WHAT THIS EXERCISE ASKS:
**A.** From the personal account, reproduce the passage between "I’m 43 years" and "unattainable youth myth.", inclusive.
**B.** Say whether each statement agrees with the personal account, answering yes or no and quoting the words that decide it: (i) the younger man was 18 when they met; (ii) the two kept secrets from each other; (iii) the narrator's first time was also the younger man's first time.
**C.** Continue the personal account about the relationship that began at 32, starting after its last sentence.

SOURCE:
I’m 43 years old, middle age, I’m neither young nor old, it is no longer the age to sow, that time has passed, I think about it with nostalgia but that time has passed. In these days I find myself experiencing situations and sensations that I had envisioned for a long time, but perhaps it is better to start from the beginning.
 
Up to 32 years old, I had lived on dreams only, out of laziness or out of fear, I had never looked for or favored any concrete opportunity to find a guy, then at 32, it happened to me what I had dreamed of at least a little and had also scared me a little. I met a very young gay guy, he was 18 at the time, 14 years younger than me, he was a beautiful guy but I considered him a kind of unattainable youth myth.
 
We started talking in chat, then we met in person and he fascinated me, he was very intelligent and then he had a dignity that I have never seen in anyone else. It happened that he fell in love with me, something I never would have imagined because he could have had any guy if he only wanted or, better, I think he hadn't really fallen in love with me but he was fine with me, he felt important, he knew I loved him. My first time, at 32, was with him, and it was the first for him too.
 
On one hand I was fine with him but on the other I felt like a thief, one who takes advantage of another. There was not only sex between us, we talked a lot, I can say that we never had secrets from each other. At times he fell into deep depression and I tried to do everything to make him feel better and he had infinite patience with me and accepted the thousand complexes I had with sexuality.

GIVEN DATA:

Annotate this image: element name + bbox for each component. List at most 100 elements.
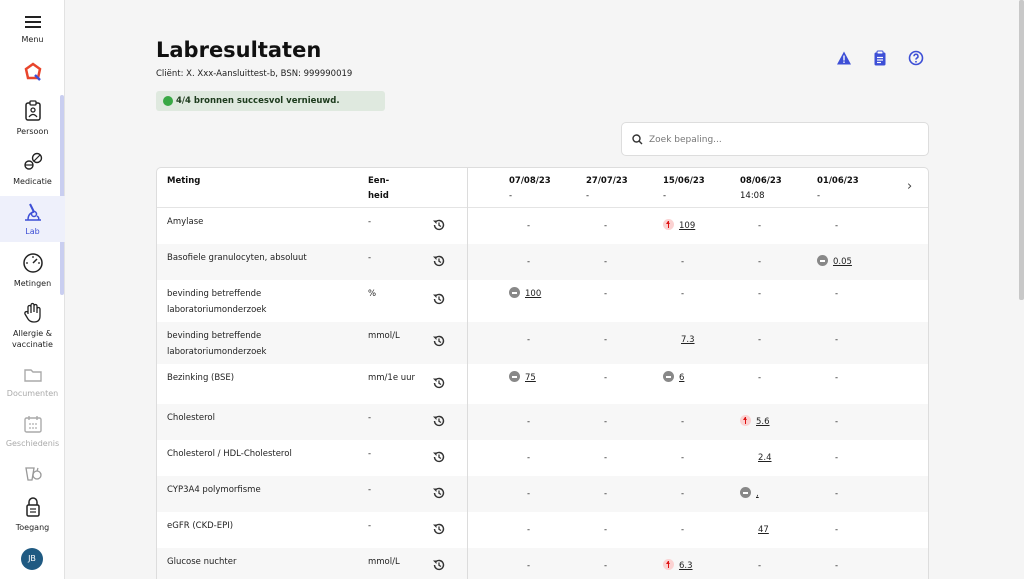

ANSWERS BY TASK:
**A.**
I’m 43 years old, middle age, I’m neither young nor old, it is no longer the age to sow, that time has passed, I think about it with nostalgia but that time has passed. In these days I find myself experiencing situations and sensations that I had envisioned for a long time, but perhaps it is better to start from the beginning.
 
Up to 32 years old, I had lived on dreams only, out of laziness or out of fear, I had never looked for or favored any concrete opportunity to find a guy, then at 32, it happened to me what I had dreamed of at least a little and had also scared me a little. I met a very young gay guy, he was 18 at the time, 14 years younger than me, he was a beautiful guy but I considered him a kind of unattainable youth myth.

**B.**
(i) Yes: "he was 18 at the time, 14 years younger than me"
(ii) No: "we never had secrets from each other"
(iii) Yes: "it was the first for him too"

**C.**
In the period in which we were together he had other stories that then ended, this actually didn’t create any particular problems for me because I thought that I wouldn’t lose him anyway and that, perhaps, even if in a marginal position, for me there would always be a corner, at least as a friend, and it would have been enough for me, but lately things have changed, he has restarted a relationship with one of his ex, a guy his same age, and since then I haven't heard from him, I called him, at least to know how he was, but he was strange and detached, he seemed almost worried that I wanted to come forward. Obviously I haven't looked for him since then and more than two months have passed and he hasn't made himself heard. In practice what I was afraid of became real, he built an important relationship, which now completely absorbs him, and for me there is space anymore.
 
I must say that all this makes me a little melancholy on a personal level, but I also know his ex with whom he restarted the relationship and I know that he is a good guy, that he is not playing with him but really loves him, so I'm happy that things have taken this course, which on the other hand, was inevitable sooner or later. I have been a phase and now my job is to step aside and not interfere in the least. I don't deny that I think of him and that I remember many situations in which we have been together and those moments have all been very beautiful. I'm sorry that he can consider me a danger or one who can try to get into his life inappropriately. In fact, from many points of view it is much better that things have gone this way, it’s obvious that anyway I will have to get used to a life without him. And afterwards why can't we stay friends anyway? From my point of view this would be fine, but from his? "In theory" it should not create problems, but perhaps it creates some problem for his partner, or it really creates some problem for him too because now he feels himself involved in an important story.
 
After him, for me, there will be no one, he was special and still is, I have nothing to reproach him for, we never quarreled, he was always honest with me and I cannot stop loving him just because he found himself a another guy, I’m only sorry that he is afraid of me, that he may think that I could undermine his happiness, because this will never happen. I would have liked to see him happy, I would have liked him to have said it to me and instead I will only have to imagine it. This is my only displeasure.
 
It seems like a paradox, but I'm glad he has found a way that can make him feel better, because I know that he feels really better now. He wasn't really happy when he was with me, but he has been better since he got back in touch with his ex-boyfriend, the positive effects were evident and I can't deny it at all. If I hadn't seen them, I would have had a thousand doubts, but he seemed really another person. Now I will devote myself more to my work, I will resume contacts with my parents, who are now about 70. It may seem absurd but I feel happy!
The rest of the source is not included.